== WHAT YOU ARE ASKED TO DO ==
Transcribe, exactly as they appear, only the lines from the one holding "Convert this document image to plain text." through the end of the entries below.

---------- DATA ENTRIES ----------

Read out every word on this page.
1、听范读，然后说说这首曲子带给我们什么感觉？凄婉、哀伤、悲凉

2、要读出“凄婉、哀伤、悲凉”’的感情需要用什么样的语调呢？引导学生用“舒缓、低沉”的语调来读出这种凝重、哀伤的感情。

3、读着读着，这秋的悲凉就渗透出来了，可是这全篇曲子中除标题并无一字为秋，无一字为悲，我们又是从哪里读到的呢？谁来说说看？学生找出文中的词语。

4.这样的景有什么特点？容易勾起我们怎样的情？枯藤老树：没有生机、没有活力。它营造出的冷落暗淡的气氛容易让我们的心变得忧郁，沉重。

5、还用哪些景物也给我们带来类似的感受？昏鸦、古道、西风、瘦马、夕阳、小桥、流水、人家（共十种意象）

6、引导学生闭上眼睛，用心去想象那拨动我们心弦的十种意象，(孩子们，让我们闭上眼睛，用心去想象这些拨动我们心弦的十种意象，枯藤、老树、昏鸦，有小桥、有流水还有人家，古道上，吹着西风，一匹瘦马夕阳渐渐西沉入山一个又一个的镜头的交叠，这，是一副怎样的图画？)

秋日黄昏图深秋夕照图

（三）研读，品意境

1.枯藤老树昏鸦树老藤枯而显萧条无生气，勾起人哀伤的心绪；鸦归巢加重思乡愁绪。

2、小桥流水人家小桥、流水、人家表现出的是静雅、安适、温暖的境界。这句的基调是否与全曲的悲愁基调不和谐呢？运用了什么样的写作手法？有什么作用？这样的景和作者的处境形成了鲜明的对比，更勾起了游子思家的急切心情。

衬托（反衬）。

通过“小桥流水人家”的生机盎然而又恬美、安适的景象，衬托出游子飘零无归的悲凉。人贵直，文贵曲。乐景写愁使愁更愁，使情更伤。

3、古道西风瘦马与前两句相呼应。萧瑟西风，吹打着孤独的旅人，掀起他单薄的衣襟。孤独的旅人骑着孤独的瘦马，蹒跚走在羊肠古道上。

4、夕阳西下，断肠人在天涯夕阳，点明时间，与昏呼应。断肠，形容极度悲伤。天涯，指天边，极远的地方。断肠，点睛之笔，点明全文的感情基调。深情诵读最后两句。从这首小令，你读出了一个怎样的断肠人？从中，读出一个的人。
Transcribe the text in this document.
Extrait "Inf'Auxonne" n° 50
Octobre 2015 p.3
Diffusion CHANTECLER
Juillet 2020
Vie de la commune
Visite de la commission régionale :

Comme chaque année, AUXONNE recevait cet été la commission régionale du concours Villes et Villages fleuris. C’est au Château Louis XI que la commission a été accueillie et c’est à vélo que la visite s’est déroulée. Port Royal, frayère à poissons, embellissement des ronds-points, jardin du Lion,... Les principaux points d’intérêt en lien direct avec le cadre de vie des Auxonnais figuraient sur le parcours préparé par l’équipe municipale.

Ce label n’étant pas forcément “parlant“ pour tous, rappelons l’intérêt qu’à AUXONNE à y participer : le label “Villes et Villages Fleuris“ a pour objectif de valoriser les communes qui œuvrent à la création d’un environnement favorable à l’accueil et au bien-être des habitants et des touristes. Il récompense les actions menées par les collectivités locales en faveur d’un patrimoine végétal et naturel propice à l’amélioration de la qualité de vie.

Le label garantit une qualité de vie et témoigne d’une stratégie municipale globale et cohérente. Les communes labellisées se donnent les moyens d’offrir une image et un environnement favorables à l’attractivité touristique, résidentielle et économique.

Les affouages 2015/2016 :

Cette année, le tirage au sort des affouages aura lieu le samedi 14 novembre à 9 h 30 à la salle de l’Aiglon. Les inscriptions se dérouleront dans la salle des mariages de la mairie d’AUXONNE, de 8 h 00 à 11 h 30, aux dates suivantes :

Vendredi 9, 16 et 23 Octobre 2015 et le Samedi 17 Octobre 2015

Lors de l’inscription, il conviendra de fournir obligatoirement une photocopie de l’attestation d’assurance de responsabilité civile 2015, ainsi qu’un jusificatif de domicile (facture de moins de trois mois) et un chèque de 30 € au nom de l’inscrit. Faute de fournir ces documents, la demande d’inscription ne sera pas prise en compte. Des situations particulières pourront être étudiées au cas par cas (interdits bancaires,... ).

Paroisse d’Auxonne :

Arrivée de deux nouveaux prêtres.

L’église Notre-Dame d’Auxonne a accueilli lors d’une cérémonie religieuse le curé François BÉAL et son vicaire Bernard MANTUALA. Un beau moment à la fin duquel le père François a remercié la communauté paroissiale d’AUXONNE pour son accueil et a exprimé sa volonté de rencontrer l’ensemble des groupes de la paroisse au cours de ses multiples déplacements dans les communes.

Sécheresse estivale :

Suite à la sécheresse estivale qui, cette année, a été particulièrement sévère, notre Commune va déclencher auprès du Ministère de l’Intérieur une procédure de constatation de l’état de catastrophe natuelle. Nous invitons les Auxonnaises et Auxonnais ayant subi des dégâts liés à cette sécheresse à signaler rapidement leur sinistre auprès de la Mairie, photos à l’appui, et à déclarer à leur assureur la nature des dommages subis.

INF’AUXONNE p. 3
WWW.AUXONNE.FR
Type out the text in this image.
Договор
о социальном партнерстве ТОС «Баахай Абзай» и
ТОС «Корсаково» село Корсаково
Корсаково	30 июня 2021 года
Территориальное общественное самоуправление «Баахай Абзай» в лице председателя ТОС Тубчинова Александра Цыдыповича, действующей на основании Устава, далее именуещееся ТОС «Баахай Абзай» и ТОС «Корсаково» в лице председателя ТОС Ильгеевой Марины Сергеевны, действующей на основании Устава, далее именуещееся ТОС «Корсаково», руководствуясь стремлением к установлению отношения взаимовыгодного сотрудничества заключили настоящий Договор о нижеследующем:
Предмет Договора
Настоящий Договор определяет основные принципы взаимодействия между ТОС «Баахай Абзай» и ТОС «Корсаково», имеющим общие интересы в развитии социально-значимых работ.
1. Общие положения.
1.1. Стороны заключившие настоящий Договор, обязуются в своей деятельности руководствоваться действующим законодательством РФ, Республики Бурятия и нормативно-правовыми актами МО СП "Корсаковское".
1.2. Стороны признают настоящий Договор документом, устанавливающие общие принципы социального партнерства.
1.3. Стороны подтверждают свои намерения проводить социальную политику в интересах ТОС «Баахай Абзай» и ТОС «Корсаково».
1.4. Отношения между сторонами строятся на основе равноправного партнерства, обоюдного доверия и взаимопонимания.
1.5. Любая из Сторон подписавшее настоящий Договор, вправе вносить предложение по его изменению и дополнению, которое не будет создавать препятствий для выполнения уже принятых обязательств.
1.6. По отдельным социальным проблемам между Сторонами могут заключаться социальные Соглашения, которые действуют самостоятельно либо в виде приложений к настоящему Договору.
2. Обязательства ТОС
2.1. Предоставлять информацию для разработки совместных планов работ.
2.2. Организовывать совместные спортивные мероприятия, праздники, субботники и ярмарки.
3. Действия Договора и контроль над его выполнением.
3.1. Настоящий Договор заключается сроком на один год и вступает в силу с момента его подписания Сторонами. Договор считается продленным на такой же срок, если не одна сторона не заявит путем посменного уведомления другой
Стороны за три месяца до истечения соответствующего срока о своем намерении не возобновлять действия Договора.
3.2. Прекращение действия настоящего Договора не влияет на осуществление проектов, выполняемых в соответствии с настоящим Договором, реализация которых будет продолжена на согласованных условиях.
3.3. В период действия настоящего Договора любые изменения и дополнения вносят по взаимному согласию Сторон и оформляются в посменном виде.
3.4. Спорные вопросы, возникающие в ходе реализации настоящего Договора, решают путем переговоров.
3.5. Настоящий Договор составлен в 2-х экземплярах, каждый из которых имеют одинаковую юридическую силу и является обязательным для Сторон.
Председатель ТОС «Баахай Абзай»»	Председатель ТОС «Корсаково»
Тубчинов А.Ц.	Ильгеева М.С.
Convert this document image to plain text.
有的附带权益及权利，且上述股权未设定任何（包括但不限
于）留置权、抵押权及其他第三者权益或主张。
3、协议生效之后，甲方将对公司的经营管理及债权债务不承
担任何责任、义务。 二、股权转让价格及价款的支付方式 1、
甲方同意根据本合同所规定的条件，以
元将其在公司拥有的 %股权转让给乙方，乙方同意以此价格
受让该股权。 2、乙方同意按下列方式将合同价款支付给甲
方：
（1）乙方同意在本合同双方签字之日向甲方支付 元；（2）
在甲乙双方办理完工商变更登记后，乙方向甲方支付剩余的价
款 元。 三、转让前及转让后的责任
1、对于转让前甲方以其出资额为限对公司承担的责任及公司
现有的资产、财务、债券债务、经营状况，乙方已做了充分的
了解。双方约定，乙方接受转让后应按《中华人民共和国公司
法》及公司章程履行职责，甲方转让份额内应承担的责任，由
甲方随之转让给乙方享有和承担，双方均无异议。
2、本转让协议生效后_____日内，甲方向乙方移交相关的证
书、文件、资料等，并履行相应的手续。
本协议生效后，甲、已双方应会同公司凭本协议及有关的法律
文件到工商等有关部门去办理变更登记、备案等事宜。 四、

----------

== CORRECT OUTPUT ==
Convert this document image to plain text.
有的附带权益及权利，且上述股权未设定任何（包括但不限
于）留置权、抵押权及其他第三者权益或主张。
3、协议生效之后，甲方将对公司的经营管理及债权债务不承
担任何责任、义务。 二、股权转让价格及价款的支付方式 1、
甲方同意根据本合同所规定的条件，以
元将其在公司拥有的 %股权转让给乙方，乙方同意以此价格
受让该股权。 2、乙方同意按下列方式将合同价款支付给甲
方：
（1）乙方同意在本合同双方签字之日向甲方支付 元；（2）
在甲乙双方办理完工商变更登记后，乙方向甲方支付剩余的价
款 元。 三、转让前及转让后的责任
1、对于转让前甲方以其出资额为限对公司承担的责任及公司
现有的资产、财务、债券债务、经营状况，乙方已做了充分的
了解。双方约定，乙方接受转让后应按《中华人民共和国公司
法》及公司章程履行职责，甲方转让份额内应承担的责任，由
甲方随之转让给乙方享有和承担，双方均无异议。
2、本转让协议生效后_____日内，甲方向乙方移交相关的证
书、文件、资料等，并履行相应的手续。
本协议生效后，甲、已双方应会同公司凭本协议及有关的法律
文件到工商等有关部门去办理变更登记、备案等事宜。 四、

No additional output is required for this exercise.